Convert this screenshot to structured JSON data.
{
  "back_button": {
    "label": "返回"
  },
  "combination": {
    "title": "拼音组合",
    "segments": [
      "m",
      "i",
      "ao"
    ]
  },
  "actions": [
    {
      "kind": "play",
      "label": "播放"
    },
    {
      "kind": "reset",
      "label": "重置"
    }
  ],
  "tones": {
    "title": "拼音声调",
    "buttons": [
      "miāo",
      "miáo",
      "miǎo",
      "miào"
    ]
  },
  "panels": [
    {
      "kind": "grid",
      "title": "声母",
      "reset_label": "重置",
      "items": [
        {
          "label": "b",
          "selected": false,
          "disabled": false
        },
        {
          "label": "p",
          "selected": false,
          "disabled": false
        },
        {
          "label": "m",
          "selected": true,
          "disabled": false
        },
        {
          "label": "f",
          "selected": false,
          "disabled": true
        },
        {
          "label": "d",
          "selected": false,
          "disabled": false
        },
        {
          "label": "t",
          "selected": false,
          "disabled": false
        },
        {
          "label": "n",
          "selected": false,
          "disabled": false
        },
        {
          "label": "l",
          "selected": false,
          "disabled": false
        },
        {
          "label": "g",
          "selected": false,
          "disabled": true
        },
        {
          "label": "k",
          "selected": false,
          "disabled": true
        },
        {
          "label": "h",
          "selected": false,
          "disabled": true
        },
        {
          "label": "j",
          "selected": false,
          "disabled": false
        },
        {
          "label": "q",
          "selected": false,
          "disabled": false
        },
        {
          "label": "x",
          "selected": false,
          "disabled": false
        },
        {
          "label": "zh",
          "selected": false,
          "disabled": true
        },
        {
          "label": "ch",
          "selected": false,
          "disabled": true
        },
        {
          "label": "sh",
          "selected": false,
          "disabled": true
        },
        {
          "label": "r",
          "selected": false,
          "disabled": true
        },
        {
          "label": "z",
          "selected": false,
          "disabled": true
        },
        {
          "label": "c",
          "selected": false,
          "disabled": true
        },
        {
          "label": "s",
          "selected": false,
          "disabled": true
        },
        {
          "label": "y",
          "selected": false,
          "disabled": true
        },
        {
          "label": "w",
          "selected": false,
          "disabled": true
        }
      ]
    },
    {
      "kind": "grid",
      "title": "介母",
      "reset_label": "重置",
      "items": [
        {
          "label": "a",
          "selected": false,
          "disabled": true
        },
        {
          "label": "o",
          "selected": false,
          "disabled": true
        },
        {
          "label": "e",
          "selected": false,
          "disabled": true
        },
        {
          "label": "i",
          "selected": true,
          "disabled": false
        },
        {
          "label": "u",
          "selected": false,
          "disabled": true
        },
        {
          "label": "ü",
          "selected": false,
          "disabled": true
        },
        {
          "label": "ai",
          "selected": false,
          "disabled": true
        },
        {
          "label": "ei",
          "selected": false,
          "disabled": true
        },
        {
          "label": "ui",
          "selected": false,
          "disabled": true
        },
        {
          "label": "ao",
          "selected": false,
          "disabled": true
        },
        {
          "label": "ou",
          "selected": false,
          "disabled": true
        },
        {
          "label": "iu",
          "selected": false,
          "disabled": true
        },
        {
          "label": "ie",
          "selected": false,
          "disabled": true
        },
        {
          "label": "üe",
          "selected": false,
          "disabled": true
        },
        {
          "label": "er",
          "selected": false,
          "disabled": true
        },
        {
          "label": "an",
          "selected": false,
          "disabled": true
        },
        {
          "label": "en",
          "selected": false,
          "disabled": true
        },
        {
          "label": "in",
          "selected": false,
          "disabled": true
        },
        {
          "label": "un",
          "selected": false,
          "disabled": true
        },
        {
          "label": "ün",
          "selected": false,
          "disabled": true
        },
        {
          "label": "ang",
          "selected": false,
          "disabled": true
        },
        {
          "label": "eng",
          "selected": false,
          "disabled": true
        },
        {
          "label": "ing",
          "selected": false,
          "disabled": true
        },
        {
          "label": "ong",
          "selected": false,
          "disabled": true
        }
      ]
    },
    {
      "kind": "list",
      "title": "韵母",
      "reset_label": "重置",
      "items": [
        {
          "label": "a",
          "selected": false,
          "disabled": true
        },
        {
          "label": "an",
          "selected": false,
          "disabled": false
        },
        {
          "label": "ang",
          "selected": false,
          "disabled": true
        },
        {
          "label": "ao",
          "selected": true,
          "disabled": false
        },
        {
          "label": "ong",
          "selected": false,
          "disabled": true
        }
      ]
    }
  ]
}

◆ Work instructions
Give a word-for-word copy of the records.

◆ Task solution
Convert this screenshot to structured JSON data.
{
  "back_button": {
    "label": "返回"
  },
  "combination": {
    "title": "拼音组合",
    "segments": [
      "m",
      "i",
      "ao"
    ]
  },
  "actions": [
    {
      "kind": "play",
      "label": "播放"
    },
    {
      "kind": "reset",
      "label": "重置"
    }
  ],
  "tones": {
    "title": "拼音声调",
    "buttons": [
      "miāo",
      "miáo",
      "miǎo",
      "miào"
    ]
  },
  "panels": [
    {
      "kind": "grid",
      "title": "声母",
      "reset_label": "重置",
      "items": [
        {
          "label": "b",
          "selected": false,
          "disabled": false
        },
        {
          "label": "p",
          "selected": false,
          "disabled": false
        },
        {
          "label": "m",
          "selected": true,
          "disabled": false
        },
        {
          "label": "f",
          "selected": false,
          "disabled": true
        },
        {
          "label": "d",
          "selected": false,
          "disabled": false
        },
        {
          "label": "t",
          "selected": false,
          "disabled": false
        },
        {
          "label": "n",
          "selected": false,
          "disabled": false
        },
        {
          "label": "l",
          "selected": false,
          "disabled": false
        },
        {
          "label": "g",
          "selected": false,
          "disabled": true
        },
        {
          "label": "k",
          "selected": false,
          "disabled": true
        },
        {
          "label": "h",
          "selected": false,
          "disabled": true
        },
        {
          "label": "j",
          "selected": false,
          "disabled": false
        },
        {
          "label": "q",
          "selected": false,
          "disabled": false
        },
        {
          "label": "x",
          "selected": false,
          "disabled": false
        },
        {
          "label": "zh",
          "selected": false,
          "disabled": true
        },
        {
          "label": "ch",
          "selected": false,
          "disabled": true
        },
        {
          "label": "sh",
          "selected": false,
          "disabled": true
        },
        {
          "label": "r",
          "selected": false,
          "disabled": true
        },
        {
          "label": "z",
          "selected": false,
          "disabled": true
        },
        {
          "label": "c",
          "selected": false,
          "disabled": true
        },
        {
          "label": "s",
          "selected": false,
          "disabled": true
        },
        {
          "label": "y",
          "selected": false,
          "disabled": true
        },
        {
          "label": "w",
          "selected": false,
          "disabled": true
        }
      ]
    },
    {
      "kind": "grid",
      "title": "介母",
      "reset_label": "重置",
      "items": [
        {
          "label": "a",
          "selected": false,
          "disabled": true
        },
        {
          "label": "o",
          "selected": false,
          "disabled": true
        },
        {
          "label": "e",
          "selected": false,
          "disabled": true
        },
        {
          "label": "i",
          "selected": true,
          "disabled": false
        },
        {
          "label": "u",
          "selected": false,
          "disabled": true
        },
        {
          "label": "ü",
          "selected": false,
          "disabled": true
        },
        {
          "label": "ai",
          "selected": false,
          "disabled": true
        },
        {
          "label": "ei",
          "selected": false,
          "disabled": true
        },
        {
          "label": "ui",
          "selected": false,
          "disabled": true
        },
        {
          "label": "ao",
          "selected": false,
          "disabled": true
        },
        {
          "label": "ou",
          "selected": false,
          "disabled": true
        },
        {
          "label": "iu",
          "selected": false,
          "disabled": true
        },
        {
          "label": "ie",
          "selected": false,
          "disabled": true
        },
        {
          "label": "üe",
          "selected": false,
          "disabled": true
        },
        {
          "label": "er",
          "selected": false,
          "disabled": true
        },
        {
          "label": "an",
          "selected": false,
          "disabled": true
        },
        {
          "label": "en",
          "selected": false,
          "disabled": true
        },
        {
          "label": "in",
          "selected": false,
          "disabled": true
        },
        {
          "label": "un",
          "selected": false,
          "disabled": true
        },
        {
          "label": "ün",
          "selected": false,
          "disabled": true
        },
        {
          "label": "ang",
          "selected": false,
          "disabled": true
        },
        {
          "label": "eng",
          "selected": false,
          "disabled": true
        },
        {
          "label": "ing",
          "selected": false,
          "disabled": true
        },
        {
          "label": "ong",
          "selected": false,
          "disabled": true
        }
      ]
    },
    {
      "kind": "list",
      "title": "韵母",
      "reset_label": "重置",
      "items": [
        {
          "label": "a",
          "selected": false,
          "disabled": true
        },
        {
          "label": "an",
          "selected": false,
          "disabled": false
        },
        {
          "label": "ang",
          "selected": false,
          "disabled": true
        },
        {
          "label": "ao",
          "selected": true,
          "disabled": false
        },
        {
          "label": "ong",
          "selected": false,
          "disabled": true
        }
      ]
    }
  ]
}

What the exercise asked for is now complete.